• [Task to carry out]:
Locate the string "работы" in the records below. Copy every line where it occurs.

-- Begin --

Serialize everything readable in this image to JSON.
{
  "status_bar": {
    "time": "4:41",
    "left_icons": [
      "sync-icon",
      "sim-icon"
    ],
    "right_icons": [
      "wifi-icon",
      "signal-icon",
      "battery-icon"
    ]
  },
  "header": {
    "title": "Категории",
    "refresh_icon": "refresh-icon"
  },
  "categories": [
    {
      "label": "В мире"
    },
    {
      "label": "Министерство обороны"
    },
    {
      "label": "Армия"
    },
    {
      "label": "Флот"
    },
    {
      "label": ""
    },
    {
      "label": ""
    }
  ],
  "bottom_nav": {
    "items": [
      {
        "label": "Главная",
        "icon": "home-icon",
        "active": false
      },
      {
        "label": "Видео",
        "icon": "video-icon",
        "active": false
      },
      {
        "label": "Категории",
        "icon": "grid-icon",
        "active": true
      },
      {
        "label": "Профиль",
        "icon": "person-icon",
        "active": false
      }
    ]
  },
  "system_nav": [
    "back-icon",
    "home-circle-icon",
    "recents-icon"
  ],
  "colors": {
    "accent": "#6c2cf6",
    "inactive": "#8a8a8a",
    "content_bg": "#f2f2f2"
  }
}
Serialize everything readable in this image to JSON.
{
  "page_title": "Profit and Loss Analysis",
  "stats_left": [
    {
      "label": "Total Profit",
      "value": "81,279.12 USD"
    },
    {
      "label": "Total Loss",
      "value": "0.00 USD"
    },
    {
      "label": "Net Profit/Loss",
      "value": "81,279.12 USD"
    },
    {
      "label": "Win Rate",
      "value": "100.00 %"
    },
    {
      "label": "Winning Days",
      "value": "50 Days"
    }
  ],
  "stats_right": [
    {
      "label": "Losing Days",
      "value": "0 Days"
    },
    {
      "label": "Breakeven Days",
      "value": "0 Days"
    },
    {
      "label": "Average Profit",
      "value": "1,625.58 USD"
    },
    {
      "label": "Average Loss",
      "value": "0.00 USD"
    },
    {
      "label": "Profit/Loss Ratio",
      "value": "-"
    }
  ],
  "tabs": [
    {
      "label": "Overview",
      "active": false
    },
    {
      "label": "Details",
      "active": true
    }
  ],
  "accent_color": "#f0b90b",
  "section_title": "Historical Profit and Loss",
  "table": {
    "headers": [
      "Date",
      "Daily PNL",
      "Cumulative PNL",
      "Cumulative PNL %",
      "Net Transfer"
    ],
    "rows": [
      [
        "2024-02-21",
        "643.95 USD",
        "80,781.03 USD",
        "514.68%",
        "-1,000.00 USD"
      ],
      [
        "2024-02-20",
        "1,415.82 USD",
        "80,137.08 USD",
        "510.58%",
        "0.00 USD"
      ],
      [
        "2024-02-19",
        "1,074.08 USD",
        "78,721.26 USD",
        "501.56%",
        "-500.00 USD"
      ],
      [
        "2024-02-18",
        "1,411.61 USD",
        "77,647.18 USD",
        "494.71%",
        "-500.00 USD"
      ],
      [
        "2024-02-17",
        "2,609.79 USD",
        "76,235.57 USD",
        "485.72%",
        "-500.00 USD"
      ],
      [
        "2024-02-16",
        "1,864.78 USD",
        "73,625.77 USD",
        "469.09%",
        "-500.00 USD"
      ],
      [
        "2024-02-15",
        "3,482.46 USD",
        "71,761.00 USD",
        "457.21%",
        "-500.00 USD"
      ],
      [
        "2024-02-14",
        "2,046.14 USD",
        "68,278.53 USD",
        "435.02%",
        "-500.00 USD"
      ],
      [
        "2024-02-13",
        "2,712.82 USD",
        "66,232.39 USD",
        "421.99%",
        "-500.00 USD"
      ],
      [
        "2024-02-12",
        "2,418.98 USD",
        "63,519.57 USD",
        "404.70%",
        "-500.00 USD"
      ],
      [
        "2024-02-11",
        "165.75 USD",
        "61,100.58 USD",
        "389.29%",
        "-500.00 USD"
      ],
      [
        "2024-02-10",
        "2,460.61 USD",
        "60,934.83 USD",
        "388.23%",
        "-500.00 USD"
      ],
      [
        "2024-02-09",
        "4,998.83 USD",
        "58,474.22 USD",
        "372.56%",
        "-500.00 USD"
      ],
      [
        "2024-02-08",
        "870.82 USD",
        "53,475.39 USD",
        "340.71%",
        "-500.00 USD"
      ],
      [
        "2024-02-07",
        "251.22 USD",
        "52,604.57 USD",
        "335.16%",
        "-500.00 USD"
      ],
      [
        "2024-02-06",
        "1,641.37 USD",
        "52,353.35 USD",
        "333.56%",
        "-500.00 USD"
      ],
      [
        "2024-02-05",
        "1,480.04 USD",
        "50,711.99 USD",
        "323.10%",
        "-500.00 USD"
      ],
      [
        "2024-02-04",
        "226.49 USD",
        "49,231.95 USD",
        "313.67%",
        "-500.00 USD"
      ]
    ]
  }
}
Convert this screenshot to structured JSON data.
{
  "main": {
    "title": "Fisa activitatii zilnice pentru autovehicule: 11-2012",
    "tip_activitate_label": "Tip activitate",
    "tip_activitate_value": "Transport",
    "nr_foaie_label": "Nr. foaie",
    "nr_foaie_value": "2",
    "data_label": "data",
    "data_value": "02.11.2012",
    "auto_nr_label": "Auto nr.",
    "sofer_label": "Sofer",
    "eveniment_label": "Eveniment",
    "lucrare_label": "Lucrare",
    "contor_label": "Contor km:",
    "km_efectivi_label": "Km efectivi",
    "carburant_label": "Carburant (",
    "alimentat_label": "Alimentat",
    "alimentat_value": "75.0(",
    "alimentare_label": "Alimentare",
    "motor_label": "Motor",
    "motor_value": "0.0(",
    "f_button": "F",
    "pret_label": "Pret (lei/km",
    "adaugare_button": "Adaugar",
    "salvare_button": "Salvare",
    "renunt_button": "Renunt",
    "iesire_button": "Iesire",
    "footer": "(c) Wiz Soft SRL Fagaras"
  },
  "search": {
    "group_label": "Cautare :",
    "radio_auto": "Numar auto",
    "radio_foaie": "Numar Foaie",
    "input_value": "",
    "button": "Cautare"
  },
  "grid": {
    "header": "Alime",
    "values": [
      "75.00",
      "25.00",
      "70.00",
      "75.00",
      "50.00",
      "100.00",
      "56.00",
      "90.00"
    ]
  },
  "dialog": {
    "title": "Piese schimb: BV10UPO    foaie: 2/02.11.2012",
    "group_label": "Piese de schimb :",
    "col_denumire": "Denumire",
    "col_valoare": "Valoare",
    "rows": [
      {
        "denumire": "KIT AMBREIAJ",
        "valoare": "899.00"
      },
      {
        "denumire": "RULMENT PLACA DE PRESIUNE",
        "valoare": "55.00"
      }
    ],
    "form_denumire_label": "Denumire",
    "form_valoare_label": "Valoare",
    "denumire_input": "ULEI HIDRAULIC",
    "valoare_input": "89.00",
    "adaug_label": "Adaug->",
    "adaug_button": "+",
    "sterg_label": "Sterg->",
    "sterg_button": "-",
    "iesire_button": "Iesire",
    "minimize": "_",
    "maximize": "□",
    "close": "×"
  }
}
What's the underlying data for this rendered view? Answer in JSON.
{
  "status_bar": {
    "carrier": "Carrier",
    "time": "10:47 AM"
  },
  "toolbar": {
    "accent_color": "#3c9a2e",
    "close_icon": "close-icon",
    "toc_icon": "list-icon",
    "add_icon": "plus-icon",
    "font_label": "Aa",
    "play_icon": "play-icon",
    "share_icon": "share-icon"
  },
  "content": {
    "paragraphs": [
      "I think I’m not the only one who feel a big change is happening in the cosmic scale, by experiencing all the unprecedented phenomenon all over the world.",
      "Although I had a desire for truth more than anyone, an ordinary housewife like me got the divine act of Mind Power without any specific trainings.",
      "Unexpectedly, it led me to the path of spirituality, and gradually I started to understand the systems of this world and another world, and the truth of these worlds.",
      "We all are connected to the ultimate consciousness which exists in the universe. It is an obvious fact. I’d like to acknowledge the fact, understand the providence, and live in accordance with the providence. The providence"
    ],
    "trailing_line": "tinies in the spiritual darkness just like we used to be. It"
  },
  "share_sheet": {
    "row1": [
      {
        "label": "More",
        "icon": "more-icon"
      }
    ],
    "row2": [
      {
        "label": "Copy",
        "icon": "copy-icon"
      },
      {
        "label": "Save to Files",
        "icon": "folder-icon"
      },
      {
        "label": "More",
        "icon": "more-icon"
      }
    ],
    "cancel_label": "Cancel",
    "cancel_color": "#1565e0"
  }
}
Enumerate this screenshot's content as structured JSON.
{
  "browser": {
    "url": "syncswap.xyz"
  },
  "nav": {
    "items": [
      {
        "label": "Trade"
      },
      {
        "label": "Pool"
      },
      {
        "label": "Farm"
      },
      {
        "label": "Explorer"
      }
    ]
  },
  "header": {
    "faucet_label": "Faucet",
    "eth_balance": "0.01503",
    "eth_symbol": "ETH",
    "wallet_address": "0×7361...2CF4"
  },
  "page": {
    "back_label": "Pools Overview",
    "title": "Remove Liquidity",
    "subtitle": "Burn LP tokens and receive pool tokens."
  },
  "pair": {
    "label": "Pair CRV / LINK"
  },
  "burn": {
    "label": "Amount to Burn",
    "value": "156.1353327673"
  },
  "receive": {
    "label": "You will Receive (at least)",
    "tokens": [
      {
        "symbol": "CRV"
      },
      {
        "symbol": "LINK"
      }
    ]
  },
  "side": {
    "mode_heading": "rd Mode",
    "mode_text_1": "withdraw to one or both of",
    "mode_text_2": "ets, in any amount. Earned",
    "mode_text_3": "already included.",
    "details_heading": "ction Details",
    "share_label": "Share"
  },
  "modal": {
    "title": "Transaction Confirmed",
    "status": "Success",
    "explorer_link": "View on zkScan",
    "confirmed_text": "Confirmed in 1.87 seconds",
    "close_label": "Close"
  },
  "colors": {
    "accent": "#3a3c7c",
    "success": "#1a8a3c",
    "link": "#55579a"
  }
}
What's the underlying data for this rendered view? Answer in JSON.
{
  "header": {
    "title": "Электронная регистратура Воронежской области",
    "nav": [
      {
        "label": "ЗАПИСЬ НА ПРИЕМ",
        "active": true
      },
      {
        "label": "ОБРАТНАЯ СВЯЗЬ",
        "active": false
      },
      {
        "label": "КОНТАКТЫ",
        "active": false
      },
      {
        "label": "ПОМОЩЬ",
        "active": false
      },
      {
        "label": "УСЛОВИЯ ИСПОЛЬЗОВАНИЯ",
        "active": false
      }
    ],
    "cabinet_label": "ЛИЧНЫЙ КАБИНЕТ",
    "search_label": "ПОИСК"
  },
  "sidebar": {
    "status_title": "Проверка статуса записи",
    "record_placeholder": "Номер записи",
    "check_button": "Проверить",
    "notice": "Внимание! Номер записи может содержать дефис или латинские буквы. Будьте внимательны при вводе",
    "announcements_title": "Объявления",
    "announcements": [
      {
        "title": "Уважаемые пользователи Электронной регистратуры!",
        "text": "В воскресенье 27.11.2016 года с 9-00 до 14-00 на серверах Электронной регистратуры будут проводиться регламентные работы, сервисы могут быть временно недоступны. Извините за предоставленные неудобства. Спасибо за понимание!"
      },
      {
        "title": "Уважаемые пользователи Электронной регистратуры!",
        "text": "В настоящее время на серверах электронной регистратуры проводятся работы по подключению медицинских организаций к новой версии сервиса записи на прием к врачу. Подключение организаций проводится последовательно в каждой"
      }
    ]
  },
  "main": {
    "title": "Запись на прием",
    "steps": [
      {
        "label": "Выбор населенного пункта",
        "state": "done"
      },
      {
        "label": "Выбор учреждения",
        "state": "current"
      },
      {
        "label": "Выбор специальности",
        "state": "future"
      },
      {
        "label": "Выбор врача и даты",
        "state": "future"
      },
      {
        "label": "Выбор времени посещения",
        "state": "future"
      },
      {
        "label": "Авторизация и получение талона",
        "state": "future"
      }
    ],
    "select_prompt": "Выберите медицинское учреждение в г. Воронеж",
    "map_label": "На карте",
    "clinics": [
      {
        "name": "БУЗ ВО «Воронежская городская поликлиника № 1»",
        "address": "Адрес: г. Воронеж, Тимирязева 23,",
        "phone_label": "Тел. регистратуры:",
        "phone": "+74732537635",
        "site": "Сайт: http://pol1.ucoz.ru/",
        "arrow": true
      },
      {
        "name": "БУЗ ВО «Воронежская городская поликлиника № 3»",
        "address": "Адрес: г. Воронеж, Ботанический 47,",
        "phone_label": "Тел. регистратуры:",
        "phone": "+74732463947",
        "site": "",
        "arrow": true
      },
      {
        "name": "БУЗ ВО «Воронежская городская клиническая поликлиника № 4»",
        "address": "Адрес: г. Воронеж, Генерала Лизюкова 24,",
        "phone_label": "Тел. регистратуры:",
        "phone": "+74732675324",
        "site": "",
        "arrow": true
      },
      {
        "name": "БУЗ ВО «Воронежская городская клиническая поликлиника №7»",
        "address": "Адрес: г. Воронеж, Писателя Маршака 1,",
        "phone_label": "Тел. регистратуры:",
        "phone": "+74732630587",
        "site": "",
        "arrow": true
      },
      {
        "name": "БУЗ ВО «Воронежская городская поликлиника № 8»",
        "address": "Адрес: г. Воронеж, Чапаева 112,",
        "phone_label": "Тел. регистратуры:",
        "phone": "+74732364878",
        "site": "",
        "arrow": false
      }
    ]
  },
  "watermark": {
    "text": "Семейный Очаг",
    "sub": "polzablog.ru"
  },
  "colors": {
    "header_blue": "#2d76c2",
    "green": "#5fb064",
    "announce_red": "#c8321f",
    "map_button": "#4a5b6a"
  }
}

-- End --

• [The completed task]:
        "text": "В воскресенье 27.11.2016 года с 9-00 до 14-00 на серверах Электронной регистратуры будут проводиться регламентные работы, сервисы могут быть временно недоступны. Извините за предоставленные неудобства. Спасибо за понимание!"
        "text": "В настоящее время на серверах электронной регистратуры проводятся работы по подключению медицинских организаций к новой версии сервиса записи на прием к врачу. Подключение организаций проводится последовательно в каждой"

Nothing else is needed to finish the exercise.